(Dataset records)
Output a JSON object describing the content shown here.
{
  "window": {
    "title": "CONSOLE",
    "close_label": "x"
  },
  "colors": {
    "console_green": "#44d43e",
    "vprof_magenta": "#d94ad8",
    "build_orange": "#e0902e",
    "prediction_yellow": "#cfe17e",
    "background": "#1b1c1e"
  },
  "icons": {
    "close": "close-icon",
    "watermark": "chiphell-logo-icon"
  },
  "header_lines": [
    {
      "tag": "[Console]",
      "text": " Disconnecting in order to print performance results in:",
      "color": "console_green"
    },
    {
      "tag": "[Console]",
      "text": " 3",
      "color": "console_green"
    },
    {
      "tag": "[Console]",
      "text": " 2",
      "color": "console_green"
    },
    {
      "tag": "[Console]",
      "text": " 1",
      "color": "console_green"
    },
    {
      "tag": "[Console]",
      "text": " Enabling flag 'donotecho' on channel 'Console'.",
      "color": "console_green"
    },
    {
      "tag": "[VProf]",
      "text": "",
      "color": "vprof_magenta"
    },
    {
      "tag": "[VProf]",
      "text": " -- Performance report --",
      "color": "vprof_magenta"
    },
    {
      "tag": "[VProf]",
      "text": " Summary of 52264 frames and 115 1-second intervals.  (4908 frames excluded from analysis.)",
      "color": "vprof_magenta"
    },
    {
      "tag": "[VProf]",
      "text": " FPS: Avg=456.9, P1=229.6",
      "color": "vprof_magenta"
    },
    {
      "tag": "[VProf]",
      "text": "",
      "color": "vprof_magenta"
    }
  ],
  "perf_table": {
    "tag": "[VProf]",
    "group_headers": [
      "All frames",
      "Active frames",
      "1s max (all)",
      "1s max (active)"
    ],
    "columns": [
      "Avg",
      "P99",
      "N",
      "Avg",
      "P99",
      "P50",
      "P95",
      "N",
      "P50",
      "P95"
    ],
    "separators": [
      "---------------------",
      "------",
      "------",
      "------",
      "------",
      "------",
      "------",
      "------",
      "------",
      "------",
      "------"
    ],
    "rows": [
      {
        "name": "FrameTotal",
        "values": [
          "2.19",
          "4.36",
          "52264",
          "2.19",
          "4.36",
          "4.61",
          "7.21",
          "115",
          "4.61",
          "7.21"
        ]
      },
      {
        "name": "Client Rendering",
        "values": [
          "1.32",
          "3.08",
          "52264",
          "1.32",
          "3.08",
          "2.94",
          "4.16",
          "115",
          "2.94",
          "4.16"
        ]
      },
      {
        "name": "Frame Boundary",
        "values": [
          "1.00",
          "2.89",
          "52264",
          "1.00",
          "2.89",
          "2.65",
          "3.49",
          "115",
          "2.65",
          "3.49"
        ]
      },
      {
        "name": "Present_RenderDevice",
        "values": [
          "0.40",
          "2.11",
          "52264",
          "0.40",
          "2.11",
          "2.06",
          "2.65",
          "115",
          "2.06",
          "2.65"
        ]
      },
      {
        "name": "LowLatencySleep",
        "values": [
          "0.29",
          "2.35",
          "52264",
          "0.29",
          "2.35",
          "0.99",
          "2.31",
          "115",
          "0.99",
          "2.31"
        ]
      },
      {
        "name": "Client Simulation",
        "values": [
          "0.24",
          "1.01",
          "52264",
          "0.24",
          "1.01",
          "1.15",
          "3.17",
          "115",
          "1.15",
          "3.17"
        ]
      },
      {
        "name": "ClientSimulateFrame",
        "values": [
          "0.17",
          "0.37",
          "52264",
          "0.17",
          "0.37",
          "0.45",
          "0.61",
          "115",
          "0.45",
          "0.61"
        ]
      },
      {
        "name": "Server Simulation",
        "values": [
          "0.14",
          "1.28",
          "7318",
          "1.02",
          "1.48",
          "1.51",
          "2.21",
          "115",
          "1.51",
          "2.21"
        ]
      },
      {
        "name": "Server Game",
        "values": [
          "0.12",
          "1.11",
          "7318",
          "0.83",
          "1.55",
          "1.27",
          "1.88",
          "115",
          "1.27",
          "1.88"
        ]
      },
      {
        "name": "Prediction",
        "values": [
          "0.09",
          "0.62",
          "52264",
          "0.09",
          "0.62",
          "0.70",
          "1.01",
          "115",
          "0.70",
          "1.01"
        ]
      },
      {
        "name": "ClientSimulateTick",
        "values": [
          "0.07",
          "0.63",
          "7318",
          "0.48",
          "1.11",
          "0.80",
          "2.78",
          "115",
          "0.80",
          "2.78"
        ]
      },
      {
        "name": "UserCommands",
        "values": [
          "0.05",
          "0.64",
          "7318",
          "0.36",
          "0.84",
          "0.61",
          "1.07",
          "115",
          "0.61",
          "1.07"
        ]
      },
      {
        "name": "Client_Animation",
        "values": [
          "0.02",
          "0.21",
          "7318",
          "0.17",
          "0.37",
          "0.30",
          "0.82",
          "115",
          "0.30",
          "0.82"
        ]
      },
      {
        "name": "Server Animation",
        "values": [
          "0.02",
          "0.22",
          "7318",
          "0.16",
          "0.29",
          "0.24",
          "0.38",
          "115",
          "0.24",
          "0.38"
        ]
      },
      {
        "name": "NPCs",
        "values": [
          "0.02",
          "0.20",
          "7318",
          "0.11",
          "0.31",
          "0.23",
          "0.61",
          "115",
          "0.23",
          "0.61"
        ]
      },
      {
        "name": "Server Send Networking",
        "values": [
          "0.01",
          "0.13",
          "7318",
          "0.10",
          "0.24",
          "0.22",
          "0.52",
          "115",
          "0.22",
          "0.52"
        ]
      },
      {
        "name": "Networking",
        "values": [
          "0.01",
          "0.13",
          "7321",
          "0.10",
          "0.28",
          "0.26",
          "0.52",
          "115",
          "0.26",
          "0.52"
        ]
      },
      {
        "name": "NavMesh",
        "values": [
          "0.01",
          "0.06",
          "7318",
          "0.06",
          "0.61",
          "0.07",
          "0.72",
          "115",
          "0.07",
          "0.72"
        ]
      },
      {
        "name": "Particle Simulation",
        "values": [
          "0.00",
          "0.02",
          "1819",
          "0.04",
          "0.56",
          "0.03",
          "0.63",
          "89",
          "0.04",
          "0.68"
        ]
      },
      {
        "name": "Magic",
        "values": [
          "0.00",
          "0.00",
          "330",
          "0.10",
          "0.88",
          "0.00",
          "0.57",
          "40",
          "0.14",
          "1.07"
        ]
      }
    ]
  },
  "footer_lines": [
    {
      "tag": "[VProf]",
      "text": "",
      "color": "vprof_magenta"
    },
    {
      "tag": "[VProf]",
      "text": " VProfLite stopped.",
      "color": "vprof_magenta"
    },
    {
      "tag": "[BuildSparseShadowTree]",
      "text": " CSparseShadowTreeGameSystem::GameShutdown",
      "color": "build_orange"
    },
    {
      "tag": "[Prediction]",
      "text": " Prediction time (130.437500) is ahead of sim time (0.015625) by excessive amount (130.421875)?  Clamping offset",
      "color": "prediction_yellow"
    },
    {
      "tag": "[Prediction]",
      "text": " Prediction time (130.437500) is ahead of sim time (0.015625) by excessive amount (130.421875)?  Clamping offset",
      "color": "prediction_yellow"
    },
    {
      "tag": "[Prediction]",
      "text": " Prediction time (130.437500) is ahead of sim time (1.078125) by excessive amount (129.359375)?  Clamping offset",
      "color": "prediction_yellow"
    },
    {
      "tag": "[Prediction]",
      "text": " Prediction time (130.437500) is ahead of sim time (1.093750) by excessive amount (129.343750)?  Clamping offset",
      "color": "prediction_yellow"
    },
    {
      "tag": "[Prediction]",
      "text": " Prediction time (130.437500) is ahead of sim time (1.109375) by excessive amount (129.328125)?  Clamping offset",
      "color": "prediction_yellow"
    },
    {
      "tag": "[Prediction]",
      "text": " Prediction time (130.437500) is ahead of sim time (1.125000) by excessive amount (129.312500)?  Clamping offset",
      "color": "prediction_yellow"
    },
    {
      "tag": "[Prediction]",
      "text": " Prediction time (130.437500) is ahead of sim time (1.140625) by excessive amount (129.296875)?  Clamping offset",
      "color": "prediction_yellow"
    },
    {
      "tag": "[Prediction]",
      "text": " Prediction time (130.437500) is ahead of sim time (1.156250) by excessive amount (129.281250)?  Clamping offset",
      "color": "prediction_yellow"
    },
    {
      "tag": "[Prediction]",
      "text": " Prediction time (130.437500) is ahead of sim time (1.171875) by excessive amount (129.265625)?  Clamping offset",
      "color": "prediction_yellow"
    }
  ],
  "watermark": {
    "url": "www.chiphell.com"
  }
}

_GIVEN REQUEST_:
Look through the data and show every line containing "chiphell".

_ANSWER TO THE EXERCISE_:
    "watermark": "chiphell-logo-icon"
    "url": "www.chiphell.com"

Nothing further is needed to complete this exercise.